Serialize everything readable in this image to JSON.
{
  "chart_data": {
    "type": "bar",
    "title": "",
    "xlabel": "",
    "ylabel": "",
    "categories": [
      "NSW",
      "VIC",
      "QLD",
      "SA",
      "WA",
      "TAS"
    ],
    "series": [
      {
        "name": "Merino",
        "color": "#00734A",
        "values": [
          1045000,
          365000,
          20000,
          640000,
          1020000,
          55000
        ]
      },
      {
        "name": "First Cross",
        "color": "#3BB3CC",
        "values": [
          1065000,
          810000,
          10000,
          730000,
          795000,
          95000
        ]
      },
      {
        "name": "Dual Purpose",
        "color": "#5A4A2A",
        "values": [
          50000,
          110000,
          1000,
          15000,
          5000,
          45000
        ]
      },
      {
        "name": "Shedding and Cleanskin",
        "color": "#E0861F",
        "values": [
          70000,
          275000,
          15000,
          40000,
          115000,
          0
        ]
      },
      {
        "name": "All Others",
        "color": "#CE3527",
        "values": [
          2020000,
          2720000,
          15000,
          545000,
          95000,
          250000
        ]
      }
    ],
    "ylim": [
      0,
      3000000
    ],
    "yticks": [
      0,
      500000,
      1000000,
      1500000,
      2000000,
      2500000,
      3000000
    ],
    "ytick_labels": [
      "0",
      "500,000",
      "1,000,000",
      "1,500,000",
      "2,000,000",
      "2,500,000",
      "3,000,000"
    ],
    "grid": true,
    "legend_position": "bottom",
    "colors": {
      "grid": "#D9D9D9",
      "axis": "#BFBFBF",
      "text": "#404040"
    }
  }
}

______________________________

[THE TASK]
Set out the complete listing exactly as shown.

[RESULT FOR THIS EXERCISE]
Serialize everything readable in this image to JSON.
{
  "chart_data": {
    "type": "bar",
    "title": "",
    "xlabel": "",
    "ylabel": "",
    "categories": [
      "NSW",
      "VIC",
      "QLD",
      "SA",
      "WA",
      "TAS"
    ],
    "series": [
      {
        "name": "Merino",
        "color": "#00734A",
        "values": [
          1045000,
          365000,
          20000,
          640000,
          1020000,
          55000
        ]
      },
      {
        "name": "First Cross",
        "color": "#3BB3CC",
        "values": [
          1065000,
          810000,
          10000,
          730000,
          795000,
          95000
        ]
      },
      {
        "name": "Dual Purpose",
        "color": "#5A4A2A",
        "values": [
          50000,
          110000,
          1000,
          15000,
          5000,
          45000
        ]
      },
      {
        "name": "Shedding and Cleanskin",
        "color": "#E0861F",
        "values": [
          70000,
          275000,
          15000,
          40000,
          115000,
          0
        ]
      },
      {
        "name": "All Others",
        "color": "#CE3527",
        "values": [
          2020000,
          2720000,
          15000,
          545000,
          95000,
          250000
        ]
      }
    ],
    "ylim": [
      0,
      3000000
    ],
    "yticks": [
      0,
      500000,
      1000000,
      1500000,
      2000000,
      2500000,
      3000000
    ],
    "ytick_labels": [
      "0",
      "500,000",
      "1,000,000",
      "1,500,000",
      "2,000,000",
      "2,500,000",
      "3,000,000"
    ],
    "grid": true,
    "legend_position": "bottom",
    "colors": {
      "grid": "#D9D9D9",
      "axis": "#BFBFBF",
      "text": "#404040"
    }
  }
}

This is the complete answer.